"""

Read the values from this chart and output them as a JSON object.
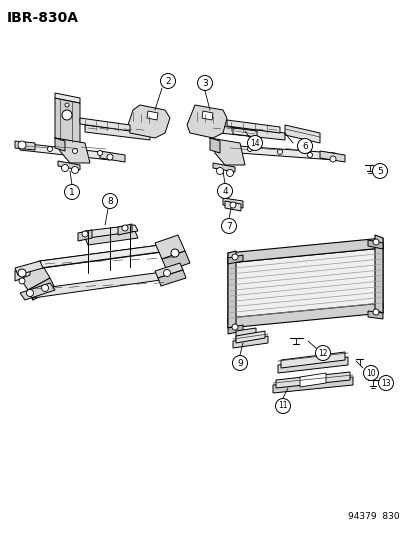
{
  "title": "IBR–830A",
  "background_color": "#ffffff",
  "text_color": "#000000",
  "line_color": "#000000",
  "footer_text": "94379  830",
  "fig_width": 4.14,
  "fig_height": 5.33,
  "dpi": 100,
  "line_gray": "#555555",
  "dark_gray": "#333333",
  "mid_gray": "#888888"
}
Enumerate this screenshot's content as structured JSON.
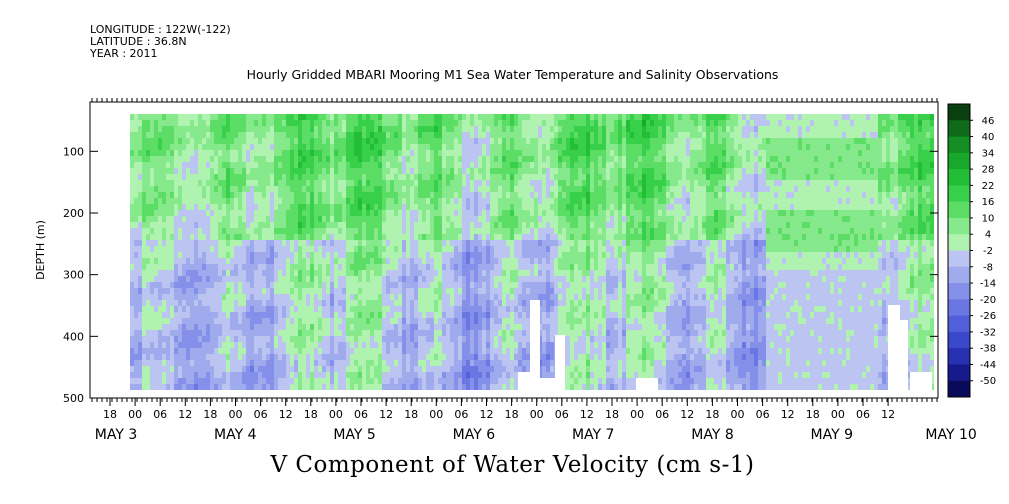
{
  "header": {
    "longitude": "LONGITUDE : 122W(-122)",
    "latitude": "LATITUDE : 36.8N",
    "year": "YEAR : 2011"
  },
  "chart_data": {
    "type": "heatmap",
    "title": "Hourly Gridded MBARI Mooring M1 Sea Water Temperature and Salinity Observations",
    "xlabel": "V Component of Water Velocity (cm s-1)",
    "ylabel": "DEPTH (m)",
    "ylim": [
      500,
      20
    ],
    "y_ticks": [
      "100",
      "200",
      "300",
      "400",
      "500"
    ],
    "x_hour_ticks": [
      "18",
      "00",
      "06",
      "12",
      "18",
      "00",
      "06",
      "12",
      "18",
      "00",
      "06",
      "12",
      "18",
      "00",
      "06",
      "12",
      "18",
      "00",
      "06",
      "12",
      "18",
      "00",
      "06",
      "12",
      "18",
      "00",
      "06",
      "12",
      "18",
      "00",
      "06",
      "12"
    ],
    "x_day_labels": [
      "MAY 3",
      "MAY 4",
      "MAY 5",
      "MAY 6",
      "MAY 7",
      "MAY 8",
      "MAY 9",
      "MAY 10"
    ],
    "colorbar": {
      "labels": [
        "46",
        "40",
        "34",
        "28",
        "22",
        "16",
        "10",
        "4",
        "-2",
        "-8",
        "-14",
        "-20",
        "-26",
        "-32",
        "-38",
        "-44",
        "-50"
      ],
      "colors": [
        "#0a3f10",
        "#106a1c",
        "#138f24",
        "#18a82c",
        "#22bf36",
        "#38d04a",
        "#5cde66",
        "#86e98c",
        "#b0f2b0",
        "#bcc4f2",
        "#a0abee",
        "#8490ea",
        "#6a76e2",
        "#5160da",
        "#3a48cc",
        "#2730b0",
        "#161a8c",
        "#0a0a5a"
      ]
    },
    "approx_fields": "Mixed positive (green) and negative (blue) V velocities; green mostly in upper 0-250 m, blue below ~250 m; data gaps (white) near bottom around May 7 and May 10"
  }
}
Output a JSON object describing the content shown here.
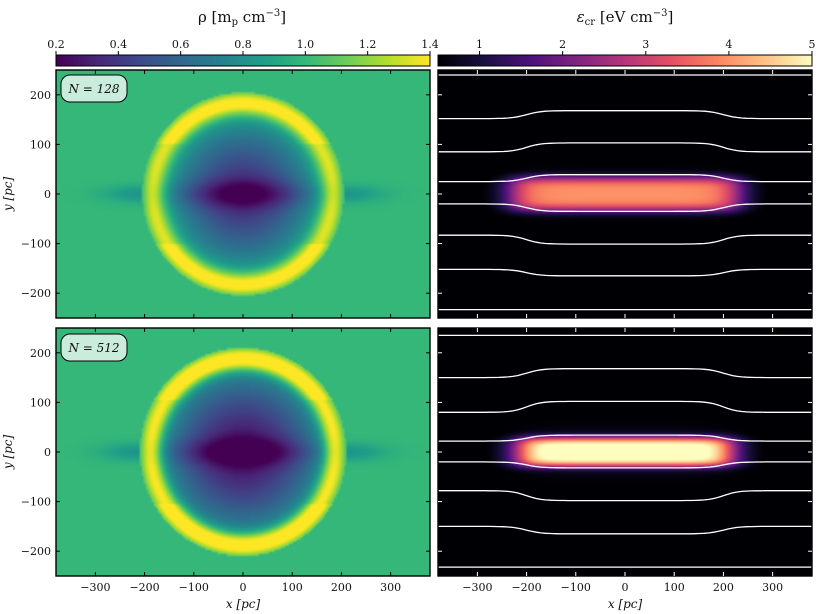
{
  "figure": {
    "panels_note": "2x2 grid: density (left) and cosmic-ray energy density (right) for two resolutions"
  },
  "colorbars": {
    "density": {
      "title": "ρ [m",
      "title_sub": "p",
      "title_tail": " cm",
      "title_sup": "−3",
      "title_close": "]",
      "ticks": [
        "0.2",
        "0.4",
        "0.6",
        "0.8",
        "1.0",
        "1.2",
        "1.4"
      ],
      "range": [
        0.2,
        1.4
      ],
      "colormap": "viridis"
    },
    "cr_energy": {
      "title": "ε",
      "title_sub": "cr",
      "title_tail": " [eV cm",
      "title_sup": "−3",
      "title_close": "]",
      "ticks": [
        "1",
        "2",
        "3",
        "4",
        "5"
      ],
      "range": [
        0.5,
        5.0
      ],
      "colormap": "magma"
    }
  },
  "panels": {
    "top_left": {
      "badge": "N = 128"
    },
    "bottom_left": {
      "badge": "N = 512"
    }
  },
  "axes": {
    "x_label": "x [pc]",
    "y_label": "y [pc]",
    "x_ticks": [
      "−300",
      "−200",
      "−100",
      "0",
      "100",
      "200",
      "300"
    ],
    "y_ticks": [
      "200",
      "100",
      "0",
      "−100",
      "−200"
    ]
  },
  "chart_data": [
    {
      "type": "heatmap",
      "title": "ρ [mp cm−3], N = 128",
      "xlabel": "x [pc]",
      "ylabel": "y [pc]",
      "xlim": [
        -380,
        380
      ],
      "ylim": [
        -250,
        250
      ],
      "clim": [
        0.2,
        1.4
      ],
      "colormap": "viridis",
      "structure": {
        "background": 1.0,
        "shell_radius_pc": 205,
        "shell_peak": 1.35,
        "cavity_min": 0.35,
        "cavity_radius_pc": 150
      }
    },
    {
      "type": "heatmap",
      "title": "εcr [eV cm−3], N = 128",
      "xlabel": "x [pc]",
      "ylabel": "y [pc]",
      "xlim": [
        -380,
        380
      ],
      "ylim": [
        -250,
        250
      ],
      "clim": [
        0.5,
        5.0
      ],
      "colormap": "magma",
      "structure": {
        "peak": 3.6,
        "half_length_pc": 230,
        "half_height_pc": 35
      },
      "field_lines_y_pc": [
        -233,
        -152,
        -83,
        -20,
        25,
        85,
        152,
        240
      ],
      "field_line_bulge_pc": [
        0,
        -13,
        -18,
        -15,
        14,
        18,
        16,
        0
      ]
    },
    {
      "type": "heatmap",
      "title": "ρ [mp cm−3], N = 512",
      "xlabel": "x [pc]",
      "ylabel": "y [pc]",
      "xlim": [
        -380,
        380
      ],
      "ylim": [
        -250,
        250
      ],
      "clim": [
        0.2,
        1.4
      ],
      "colormap": "viridis",
      "structure": {
        "background": 1.0,
        "shell_radius_pc": 210,
        "shell_peak": 1.4,
        "cavity_min": 0.25,
        "cavity_radius_pc": 175
      }
    },
    {
      "type": "heatmap",
      "title": "εcr [eV cm−3], N = 512",
      "xlabel": "x [pc]",
      "ylabel": "y [pc]",
      "xlim": [
        -380,
        380
      ],
      "ylim": [
        -250,
        250
      ],
      "clim": [
        0.5,
        5.0
      ],
      "colormap": "magma",
      "structure": {
        "peak": 4.9,
        "half_length_pc": 215,
        "half_height_pc": 30
      },
      "field_lines_y_pc": [
        -232,
        -150,
        -78,
        -20,
        22,
        80,
        150,
        235
      ],
      "field_line_bulge_pc": [
        0,
        -15,
        -20,
        -12,
        12,
        22,
        18,
        0
      ]
    }
  ]
}
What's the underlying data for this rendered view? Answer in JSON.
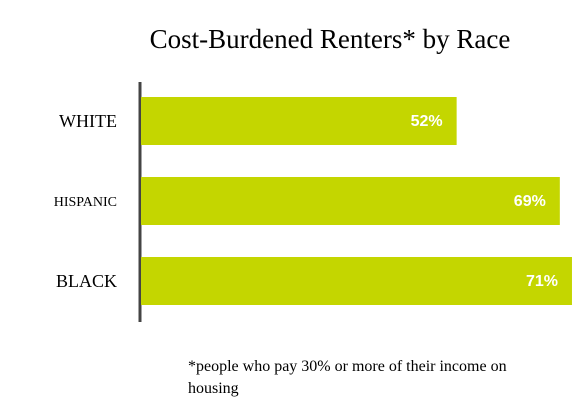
{
  "chart_data": {
    "type": "bar",
    "orientation": "horizontal",
    "title": "Cost-Burdened Renters* by Race",
    "categories": [
      "WHITE",
      "HISPANIC",
      "BLACK"
    ],
    "values": [
      52,
      69,
      71
    ],
    "value_labels": [
      "52%",
      "69%",
      "71%"
    ],
    "color": "#c4d600",
    "note": "*people who pay 30% or more of their income on housing"
  }
}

"""

* [WRITTEN PROBLEM]: From the material above, reproduce everything verbatim except the pictures.

* [COMPLETE ANSWER]:
Read the values from this chart and output them as a JSON object.
{
  "title": "IBR–830A",
  "background_color": "#ffffff",
  "text_color": "#000000",
  "line_color": "#000000",
  "footer_text": "94379  830",
  "fig_width": 4.14,
  "fig_height": 5.33,
  "dpi": 100,
  "line_gray": "#555555",
  "dark_gray": "#333333",
  "mid_gray": "#888888"
}
Enumerate this screenshot's content as structured JSON.
{
  "header": {
    "longitude": "LONGITUDE : 122W(-122)",
    "latitude": "LATITUDE : 36.8N",
    "year": "YEAR : 2011"
  },
  "chart_data": {
    "type": "heatmap",
    "title": "Hourly Gridded MBARI Mooring M1 Sea Water Temperature and Salinity Observations",
    "xlabel": "V Component of Water Velocity (cm s-1)",
    "ylabel": "DEPTH (m)",
    "ylim": [
      500,
      20
    ],
    "y_ticks": [
      "100",
      "200",
      "300",
      "400",
      "500"
    ],
    "x_hour_ticks": [
      "18",
      "00",
      "06",
      "12",
      "18",
      "00",
      "06",
      "12",
      "18",
      "00",
      "06",
      "12",
      "18",
      "00",
      "06",
      "12",
      "18",
      "00",
      "06",
      "12",
      "18",
      "00",
      "06",
      "12",
      "18",
      "00",
      "06",
      "12",
      "18",
      "00",
      "06",
      "12"
    ],
    "x_day_labels": [
      "MAY 3",
      "MAY 4",
      "MAY 5",
      "MAY 6",
      "MAY 7",
      "MAY 8",
      "MAY 9",
      "MAY 10"
    ],
    "colorbar": {
      "labels": [
        "46",
        "40",
        "34",
        "28",
        "22",
        "16",
        "10",
        "4",
        "-2",
        "-8",
        "-14",
        "-20",
        "-26",
        "-32",
        "-38",
        "-44",
        "-50"
      ],
      "colors": [
        "#0a3f10",
        "#106a1c",
        "#138f24",
        "#18a82c",
        "#22bf36",
        "#38d04a",
        "#5cde66",
        "#86e98c",
        "#b0f2b0",
        "#bcc4f2",
        "#a0abee",
        "#8490ea",
        "#6a76e2",
        "#5160da",
        "#3a48cc",
        "#2730b0",
        "#161a8c",
        "#0a0a5a"
      ]
    },
    "approx_fields": "Mixed positive (green) and negative (blue) V velocities; green mostly in upper 0-250 m, blue below ~250 m; data gaps (white) near bottom around May 7 and May 10"
  }
}
Output a JSON object describing the content shown here.
{
  "figure": {
    "panels_note": "2x2 grid: density (left) and cosmic-ray energy density (right) for two resolutions"
  },
  "colorbars": {
    "density": {
      "title": "ρ [m",
      "title_sub": "p",
      "title_tail": " cm",
      "title_sup": "−3",
      "title_close": "]",
      "ticks": [
        "0.2",
        "0.4",
        "0.6",
        "0.8",
        "1.0",
        "1.2",
        "1.4"
      ],
      "range": [
        0.2,
        1.4
      ],
      "colormap": "viridis"
    },
    "cr_energy": {
      "title": "ε",
      "title_sub": "cr",
      "title_tail": " [eV cm",
      "title_sup": "−3",
      "title_close": "]",
      "ticks": [
        "1",
        "2",
        "3",
        "4",
        "5"
      ],
      "range": [
        0.5,
        5.0
      ],
      "colormap": "magma"
    }
  },
  "panels": {
    "top_left": {
      "badge": "N = 128"
    },
    "bottom_left": {
      "badge": "N = 512"
    }
  },
  "axes": {
    "x_label": "x [pc]",
    "y_label": "y [pc]",
    "x_ticks": [
      "−300",
      "−200",
      "−100",
      "0",
      "100",
      "200",
      "300"
    ],
    "y_ticks": [
      "200",
      "100",
      "0",
      "−100",
      "−200"
    ]
  },
  "chart_data": [
    {
      "type": "heatmap",
      "title": "ρ [mp cm−3], N = 128",
      "xlabel": "x [pc]",
      "ylabel": "y [pc]",
      "xlim": [
        -380,
        380
      ],
      "ylim": [
        -250,
        250
      ],
      "clim": [
        0.2,
        1.4
      ],
      "colormap": "viridis",
      "structure": {
        "background": 1.0,
        "shell_radius_pc": 205,
        "shell_peak": 1.35,
        "cavity_min": 0.35,
        "cavity_radius_pc": 150
      }
    },
    {
      "type": "heatmap",
      "title": "εcr [eV cm−3], N = 128",
      "xlabel": "x [pc]",
      "ylabel": "y [pc]",
      "xlim": [
        -380,
        380
      ],
      "ylim": [
        -250,
        250
      ],
      "clim": [
        0.5,
        5.0
      ],
      "colormap": "magma",
      "structure": {
        "peak": 3.6,
        "half_length_pc": 230,
        "half_height_pc": 35
      },
      "field_lines_y_pc": [
        -233,
        -152,
        -83,
        -20,
        25,
        85,
        152,
        240
      ],
      "field_line_bulge_pc": [
        0,
        -13,
        -18,
        -15,
        14,
        18,
        16,
        0
      ]
    },
    {
      "type": "heatmap",
      "title": "ρ [mp cm−3], N = 512",
      "xlabel": "x [pc]",
      "ylabel": "y [pc]",
      "xlim": [
        -380,
        380
      ],
      "ylim": [
        -250,
        250
      ],
      "clim": [
        0.2,
        1.4
      ],
      "colormap": "viridis",
      "structure": {
        "background": 1.0,
        "shell_radius_pc": 210,
        "shell_peak": 1.4,
        "cavity_min": 0.25,
        "cavity_radius_pc": 175
      }
    },
    {
      "type": "heatmap",
      "title": "εcr [eV cm−3], N = 512",
      "xlabel": "x [pc]",
      "ylabel": "y [pc]",
      "xlim": [
        -380,
        380
      ],
      "ylim": [
        -250,
        250
      ],
      "clim": [
        0.5,
        5.0
      ],
      "colormap": "magma",
      "structure": {
        "peak": 4.9,
        "half_length_pc": 215,
        "half_height_pc": 30
      },
      "field_lines_y_pc": [
        -232,
        -150,
        -78,
        -20,
        22,
        80,
        150,
        235
      ],
      "field_line_bulge_pc": [
        0,
        -15,
        -20,
        -12,
        12,
        22,
        18,
        0
      ]
    }
  ]
}
What's the underlying data for this rendered view? Answer in JSON.
{
  "chart_data": {
    "type": "bar",
    "orientation": "horizontal",
    "title": "Cost-Burdened Renters* by Race",
    "categories": [
      "WHITE",
      "HISPANIC",
      "BLACK"
    ],
    "values": [
      52,
      69,
      71
    ],
    "value_labels": [
      "52%",
      "69%",
      "71%"
    ],
    "color": "#c4d600",
    "note": "*people who pay 30% or more of their income on housing"
  }
}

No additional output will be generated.